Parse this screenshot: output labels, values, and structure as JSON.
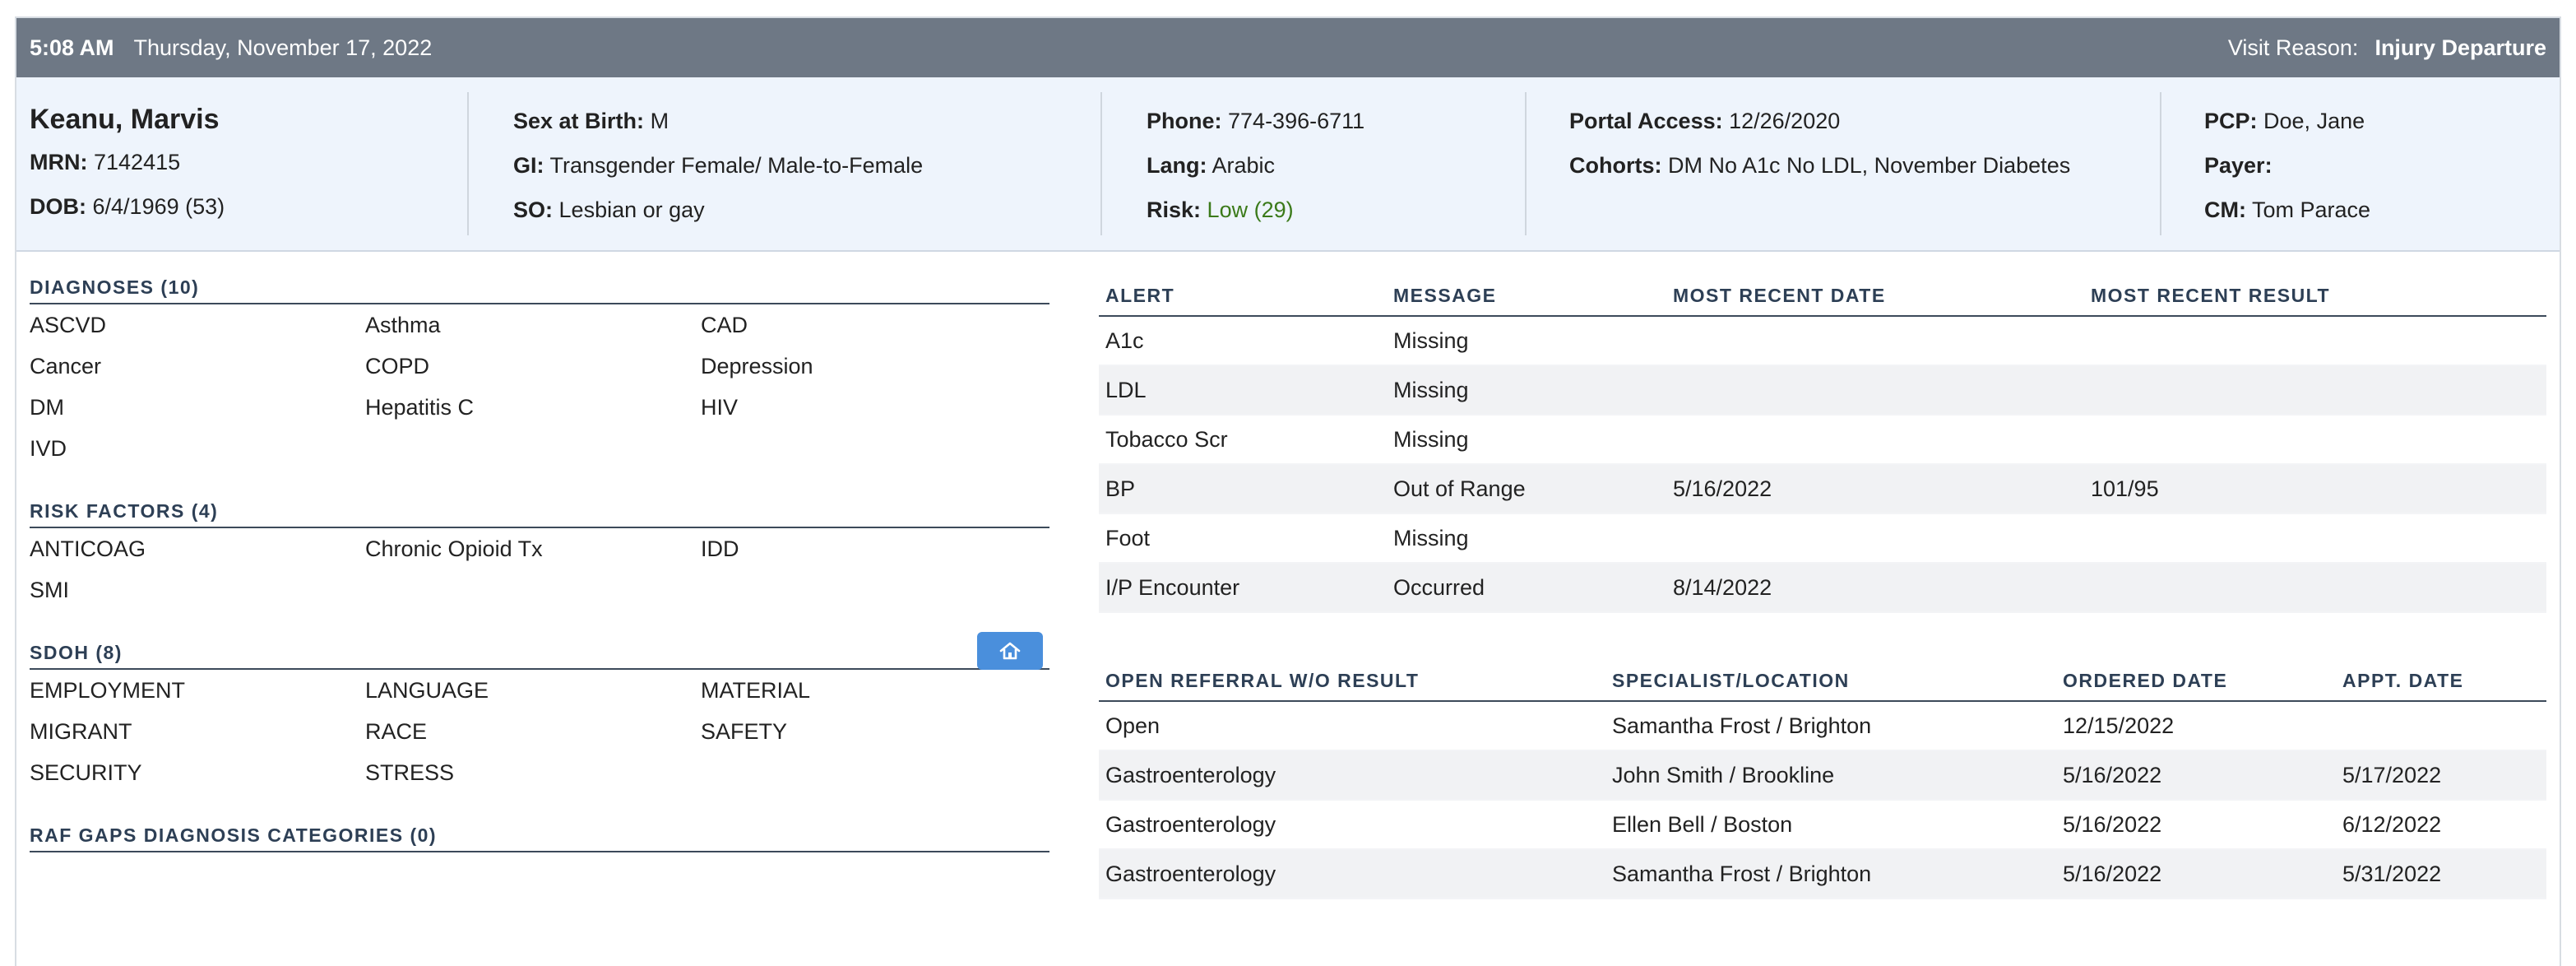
{
  "topbar": {
    "time": "5:08 AM",
    "date": "Thursday, November 17, 2022",
    "visit_reason_label": "Visit Reason:",
    "visit_reason": "Injury Departure"
  },
  "patient": {
    "name": "Keanu, Marvis",
    "mrn_label": "MRN:",
    "mrn": "7142415",
    "dob_label": "DOB:",
    "dob": "6/4/1969 (53)",
    "sex_label": "Sex at Birth:",
    "sex": "M",
    "gi_label": "GI:",
    "gi": "Transgender Female/ Male-to-Female",
    "so_label": "SO:",
    "so": "Lesbian or gay",
    "phone_label": "Phone:",
    "phone": "774-396-6711",
    "lang_label": "Lang:",
    "lang": "Arabic",
    "risk_label": "Risk:",
    "risk": "Low (29)",
    "portal_label": "Portal Access:",
    "portal": "12/26/2020",
    "cohorts_label": "Cohorts:",
    "cohorts": "DM No A1c No LDL, November Diabetes",
    "pcp_label": "PCP:",
    "pcp": "Doe, Jane",
    "payer_label": "Payer:",
    "payer": "",
    "cm_label": "CM:",
    "cm": "Tom Parace"
  },
  "diagnoses": {
    "title": "DIAGNOSES (10)",
    "items": [
      "ASCVD",
      "Asthma",
      "CAD",
      "Cancer",
      "COPD",
      "Depression",
      "DM",
      "Hepatitis C",
      "HIV",
      "IVD"
    ]
  },
  "risk_factors": {
    "title": "RISK FACTORS (4)",
    "items": [
      "ANTICOAG",
      "Chronic Opioid Tx",
      "IDD",
      "SMI"
    ]
  },
  "sdoh": {
    "title": "SDOH (8)",
    "items": [
      "EMPLOYMENT",
      "LANGUAGE",
      "MATERIAL",
      "MIGRANT",
      "RACE",
      "SAFETY",
      "SECURITY",
      "STRESS"
    ],
    "home_icon": "home-icon"
  },
  "raf": {
    "title": "RAF GAPS DIAGNOSIS CATEGORIES (0)"
  },
  "alerts": {
    "headers": [
      "ALERT",
      "MESSAGE",
      "MOST RECENT DATE",
      "MOST RECENT RESULT"
    ],
    "rows": [
      [
        "A1c",
        "Missing",
        "",
        ""
      ],
      [
        "LDL",
        "Missing",
        "",
        ""
      ],
      [
        "Tobacco Scr",
        "Missing",
        "",
        ""
      ],
      [
        "BP",
        "Out of Range",
        "5/16/2022",
        "101/95"
      ],
      [
        "Foot",
        "Missing",
        "",
        ""
      ],
      [
        "I/P Encounter",
        "Occurred",
        "8/14/2022",
        ""
      ]
    ]
  },
  "referrals": {
    "headers": [
      "OPEN REFERRAL W/O RESULT",
      "SPECIALIST/LOCATION",
      "ORDERED DATE",
      "APPT. DATE"
    ],
    "rows": [
      [
        "Open",
        "Samantha Frost / Brighton",
        "12/15/2022",
        ""
      ],
      [
        "Gastroenterology",
        "John Smith / Brookline",
        "5/16/2022",
        "5/17/2022"
      ],
      [
        "Gastroenterology",
        "Ellen Bell / Boston",
        "5/16/2022",
        "6/12/2022"
      ],
      [
        "Gastroenterology",
        "Samantha Frost / Brighton",
        "5/16/2022",
        "5/31/2022"
      ]
    ]
  },
  "colors": {
    "topbar": "#6e7885",
    "banner": "#eef4fc",
    "risk_low": "#3b7a1a",
    "button": "#4a8fdc"
  }
}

# # # # #

*What needs to be done*. Without the pictures, copy the material exactly as given.

*Exercise solution*.
Parse this screenshot: output labels, values, and structure as JSON.
{
  "topbar": {
    "time": "5:08 AM",
    "date": "Thursday, November 17, 2022",
    "visit_reason_label": "Visit Reason:",
    "visit_reason": "Injury Departure"
  },
  "patient": {
    "name": "Keanu, Marvis",
    "mrn_label": "MRN:",
    "mrn": "7142415",
    "dob_label": "DOB:",
    "dob": "6/4/1969 (53)",
    "sex_label": "Sex at Birth:",
    "sex": "M",
    "gi_label": "GI:",
    "gi": "Transgender Female/ Male-to-Female",
    "so_label": "SO:",
    "so": "Lesbian or gay",
    "phone_label": "Phone:",
    "phone": "774-396-6711",
    "lang_label": "Lang:",
    "lang": "Arabic",
    "risk_label": "Risk:",
    "risk": "Low (29)",
    "portal_label": "Portal Access:",
    "portal": "12/26/2020",
    "cohorts_label": "Cohorts:",
    "cohorts": "DM No A1c No LDL, November Diabetes",
    "pcp_label": "PCP:",
    "pcp": "Doe, Jane",
    "payer_label": "Payer:",
    "payer": "",
    "cm_label": "CM:",
    "cm": "Tom Parace"
  },
  "diagnoses": {
    "title": "DIAGNOSES (10)",
    "items": [
      "ASCVD",
      "Asthma",
      "CAD",
      "Cancer",
      "COPD",
      "Depression",
      "DM",
      "Hepatitis C",
      "HIV",
      "IVD"
    ]
  },
  "risk_factors": {
    "title": "RISK FACTORS (4)",
    "items": [
      "ANTICOAG",
      "Chronic Opioid Tx",
      "IDD",
      "SMI"
    ]
  },
  "sdoh": {
    "title": "SDOH (8)",
    "items": [
      "EMPLOYMENT",
      "LANGUAGE",
      "MATERIAL",
      "MIGRANT",
      "RACE",
      "SAFETY",
      "SECURITY",
      "STRESS"
    ],
    "home_icon": "home-icon"
  },
  "raf": {
    "title": "RAF GAPS DIAGNOSIS CATEGORIES (0)"
  },
  "alerts": {
    "headers": [
      "ALERT",
      "MESSAGE",
      "MOST RECENT DATE",
      "MOST RECENT RESULT"
    ],
    "rows": [
      [
        "A1c",
        "Missing",
        "",
        ""
      ],
      [
        "LDL",
        "Missing",
        "",
        ""
      ],
      [
        "Tobacco Scr",
        "Missing",
        "",
        ""
      ],
      [
        "BP",
        "Out of Range",
        "5/16/2022",
        "101/95"
      ],
      [
        "Foot",
        "Missing",
        "",
        ""
      ],
      [
        "I/P Encounter",
        "Occurred",
        "8/14/2022",
        ""
      ]
    ]
  },
  "referrals": {
    "headers": [
      "OPEN REFERRAL W/O RESULT",
      "SPECIALIST/LOCATION",
      "ORDERED DATE",
      "APPT. DATE"
    ],
    "rows": [
      [
        "Open",
        "Samantha Frost / Brighton",
        "12/15/2022",
        ""
      ],
      [
        "Gastroenterology",
        "John Smith / Brookline",
        "5/16/2022",
        "5/17/2022"
      ],
      [
        "Gastroenterology",
        "Ellen Bell / Boston",
        "5/16/2022",
        "6/12/2022"
      ],
      [
        "Gastroenterology",
        "Samantha Frost / Brighton",
        "5/16/2022",
        "5/31/2022"
      ]
    ]
  },
  "colors": {
    "topbar": "#6e7885",
    "banner": "#eef4fc",
    "risk_low": "#3b7a1a",
    "button": "#4a8fdc"
  }
}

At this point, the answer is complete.